Information provided |
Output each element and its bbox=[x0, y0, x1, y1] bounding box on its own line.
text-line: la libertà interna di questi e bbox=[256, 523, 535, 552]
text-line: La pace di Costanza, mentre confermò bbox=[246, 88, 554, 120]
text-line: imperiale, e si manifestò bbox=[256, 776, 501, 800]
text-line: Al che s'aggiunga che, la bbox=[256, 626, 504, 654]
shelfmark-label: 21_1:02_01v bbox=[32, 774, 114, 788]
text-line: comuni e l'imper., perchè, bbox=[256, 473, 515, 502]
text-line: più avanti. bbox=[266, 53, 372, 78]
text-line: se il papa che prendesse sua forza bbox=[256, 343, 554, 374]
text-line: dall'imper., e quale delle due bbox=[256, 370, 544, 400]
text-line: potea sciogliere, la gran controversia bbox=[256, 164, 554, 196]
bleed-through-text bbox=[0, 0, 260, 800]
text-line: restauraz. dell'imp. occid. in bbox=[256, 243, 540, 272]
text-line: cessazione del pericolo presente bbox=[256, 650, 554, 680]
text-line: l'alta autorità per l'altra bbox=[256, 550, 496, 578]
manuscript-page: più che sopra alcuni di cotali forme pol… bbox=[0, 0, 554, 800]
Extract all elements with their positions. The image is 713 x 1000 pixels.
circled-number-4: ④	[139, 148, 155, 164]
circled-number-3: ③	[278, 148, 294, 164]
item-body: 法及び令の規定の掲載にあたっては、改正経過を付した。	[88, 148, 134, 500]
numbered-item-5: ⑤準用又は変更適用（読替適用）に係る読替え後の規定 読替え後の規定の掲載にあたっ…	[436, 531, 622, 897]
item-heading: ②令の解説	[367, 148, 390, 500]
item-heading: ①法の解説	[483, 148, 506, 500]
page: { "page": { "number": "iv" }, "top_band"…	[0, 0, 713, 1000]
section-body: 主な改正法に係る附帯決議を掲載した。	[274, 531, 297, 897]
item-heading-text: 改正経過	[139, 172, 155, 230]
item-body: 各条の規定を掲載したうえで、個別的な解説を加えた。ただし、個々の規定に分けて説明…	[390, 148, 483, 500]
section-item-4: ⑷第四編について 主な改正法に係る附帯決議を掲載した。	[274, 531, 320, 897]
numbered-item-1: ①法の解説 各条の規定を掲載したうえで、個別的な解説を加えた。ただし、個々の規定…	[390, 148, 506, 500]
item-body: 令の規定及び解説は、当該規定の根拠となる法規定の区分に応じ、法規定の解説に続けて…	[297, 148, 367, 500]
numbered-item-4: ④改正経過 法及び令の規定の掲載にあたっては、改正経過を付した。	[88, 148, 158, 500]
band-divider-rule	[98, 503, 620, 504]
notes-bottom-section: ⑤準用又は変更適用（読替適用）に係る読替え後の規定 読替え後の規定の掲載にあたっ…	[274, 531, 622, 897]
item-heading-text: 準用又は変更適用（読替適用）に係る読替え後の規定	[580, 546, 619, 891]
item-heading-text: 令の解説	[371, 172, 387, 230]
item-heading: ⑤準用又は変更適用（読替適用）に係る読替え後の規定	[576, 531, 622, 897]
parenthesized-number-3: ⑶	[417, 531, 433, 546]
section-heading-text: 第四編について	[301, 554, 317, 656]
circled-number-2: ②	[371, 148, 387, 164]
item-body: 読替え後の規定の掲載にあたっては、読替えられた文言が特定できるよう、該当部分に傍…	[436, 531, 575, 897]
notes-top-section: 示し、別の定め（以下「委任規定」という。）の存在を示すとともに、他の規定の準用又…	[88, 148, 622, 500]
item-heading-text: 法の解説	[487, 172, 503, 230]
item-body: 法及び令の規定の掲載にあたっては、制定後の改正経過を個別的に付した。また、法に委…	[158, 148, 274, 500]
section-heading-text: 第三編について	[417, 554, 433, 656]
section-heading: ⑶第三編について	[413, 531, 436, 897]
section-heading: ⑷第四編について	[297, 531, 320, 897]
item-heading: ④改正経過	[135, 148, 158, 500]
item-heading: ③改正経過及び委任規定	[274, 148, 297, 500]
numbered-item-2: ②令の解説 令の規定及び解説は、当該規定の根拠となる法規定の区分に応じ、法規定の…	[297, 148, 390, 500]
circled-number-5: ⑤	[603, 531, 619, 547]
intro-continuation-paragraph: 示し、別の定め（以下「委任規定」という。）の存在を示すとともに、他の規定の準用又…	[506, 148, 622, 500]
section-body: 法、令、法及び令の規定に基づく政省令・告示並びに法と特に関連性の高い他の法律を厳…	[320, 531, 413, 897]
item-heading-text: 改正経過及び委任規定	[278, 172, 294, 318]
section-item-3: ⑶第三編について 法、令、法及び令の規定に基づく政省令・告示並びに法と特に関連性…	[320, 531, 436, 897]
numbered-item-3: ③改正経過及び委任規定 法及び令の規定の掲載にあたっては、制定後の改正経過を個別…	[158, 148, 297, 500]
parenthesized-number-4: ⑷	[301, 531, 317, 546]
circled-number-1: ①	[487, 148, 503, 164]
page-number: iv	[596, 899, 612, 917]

What to do | In the entries above, change every "section-body" to "section-content" and leave everything else unchanged.

The completed task |
Output each element and its bbox=[x0, y0, x1, y1] bounding box on its own line.
text-line: la libertà interna di questi e bbox=[256, 523, 535, 552]
text-line: La pace di Costanza, mentre confermò bbox=[246, 88, 554, 120]
text-line: imperiale, e si manifestò bbox=[256, 776, 501, 800]
text-line: Al che s'aggiunga che, la bbox=[256, 626, 504, 654]
shelfmark-label: 21_1:02_01v bbox=[32, 774, 114, 788]
text-line: comuni e l'imper., perchè, bbox=[256, 473, 515, 502]
text-line: più avanti. bbox=[266, 53, 372, 78]
text-line: se il papa che prendesse sua forza bbox=[256, 343, 554, 374]
text-line: dall'imper., e quale delle due bbox=[256, 370, 544, 400]
text-line: potea sciogliere, la gran controversia bbox=[256, 164, 554, 196]
bleed-through-text bbox=[0, 0, 260, 800]
text-line: restauraz. dell'imp. occid. in bbox=[256, 243, 540, 272]
text-line: cessazione del pericolo presente bbox=[256, 650, 554, 680]
text-line: l'alta autorità per l'altra bbox=[256, 550, 496, 578]
manuscript-page: più che sopra alcuni di cotali forme pol… bbox=[0, 0, 554, 800]
Extract all elements with their positions. The image is 713 x 1000 pixels.
circled-number-4: ④	[139, 148, 155, 164]
circled-number-3: ③	[278, 148, 294, 164]
item-body: 法及び令の規定の掲載にあたっては、改正経過を付した。	[88, 148, 134, 500]
numbered-item-5: ⑤準用又は変更適用（読替適用）に係る読替え後の規定 読替え後の規定の掲載にあたっ…	[436, 531, 622, 897]
item-heading: ②令の解説	[367, 148, 390, 500]
item-heading: ①法の解説	[483, 148, 506, 500]
page: { "page": { "number": "iv" }, "top_band"…	[0, 0, 713, 1000]
section-content: 主な改正法に係る附帯決議を掲載した。	[274, 531, 297, 897]
item-heading-text: 改正経過	[139, 172, 155, 230]
item-body: 各条の規定を掲載したうえで、個別的な解説を加えた。ただし、個々の規定に分けて説明…	[390, 148, 483, 500]
section-item-4: ⑷第四編について 主な改正法に係る附帯決議を掲載した。	[274, 531, 320, 897]
numbered-item-1: ①法の解説 各条の規定を掲載したうえで、個別的な解説を加えた。ただし、個々の規定…	[390, 148, 506, 500]
item-body: 令の規定及び解説は、当該規定の根拠となる法規定の区分に応じ、法規定の解説に続けて…	[297, 148, 367, 500]
numbered-item-4: ④改正経過 法及び令の規定の掲載にあたっては、改正経過を付した。	[88, 148, 158, 500]
band-divider-rule	[98, 503, 620, 504]
notes-bottom-section: ⑤準用又は変更適用（読替適用）に係る読替え後の規定 読替え後の規定の掲載にあたっ…	[274, 531, 622, 897]
item-heading-text: 準用又は変更適用（読替適用）に係る読替え後の規定	[580, 546, 619, 891]
item-heading-text: 令の解説	[371, 172, 387, 230]
item-heading: ⑤準用又は変更適用（読替適用）に係る読替え後の規定	[576, 531, 622, 897]
parenthesized-number-3: ⑶	[417, 531, 433, 546]
section-heading-text: 第四編について	[301, 554, 317, 656]
circled-number-2: ②	[371, 148, 387, 164]
item-body: 読替え後の規定の掲載にあたっては、読替えられた文言が特定できるよう、該当部分に傍…	[436, 531, 575, 897]
notes-top-section: 示し、別の定め（以下「委任規定」という。）の存在を示すとともに、他の規定の準用又…	[88, 148, 622, 500]
item-heading-text: 法の解説	[487, 172, 503, 230]
item-body: 法及び令の規定の掲載にあたっては、制定後の改正経過を個別的に付した。また、法に委…	[158, 148, 274, 500]
section-heading-text: 第三編について	[417, 554, 433, 656]
section-heading: ⑶第三編について	[413, 531, 436, 897]
section-heading: ⑷第四編について	[297, 531, 320, 897]
item-heading: ④改正経過	[135, 148, 158, 500]
item-heading: ③改正経過及び委任規定	[274, 148, 297, 500]
numbered-item-2: ②令の解説 令の規定及び解説は、当該規定の根拠となる法規定の区分に応じ、法規定の…	[297, 148, 390, 500]
circled-number-5: ⑤	[603, 531, 619, 547]
intro-continuation-paragraph: 示し、別の定め（以下「委任規定」という。）の存在を示すとともに、他の規定の準用又…	[506, 148, 622, 500]
section-content: 法、令、法及び令の規定に基づく政省令・告示並びに法と特に関連性の高い他の法律を厳…	[320, 531, 413, 897]
item-heading-text: 改正経過及び委任規定	[278, 172, 294, 318]
section-item-3: ⑶第三編について 法、令、法及び令の規定に基づく政省令・告示並びに法と特に関連性…	[320, 531, 436, 897]
numbered-item-3: ③改正経過及び委任規定 法及び令の規定の掲載にあたっては、制定後の改正経過を個別…	[158, 148, 297, 500]
parenthesized-number-4: ⑷	[301, 531, 317, 546]
circled-number-1: ①	[487, 148, 503, 164]
page-number: iv	[596, 899, 612, 917]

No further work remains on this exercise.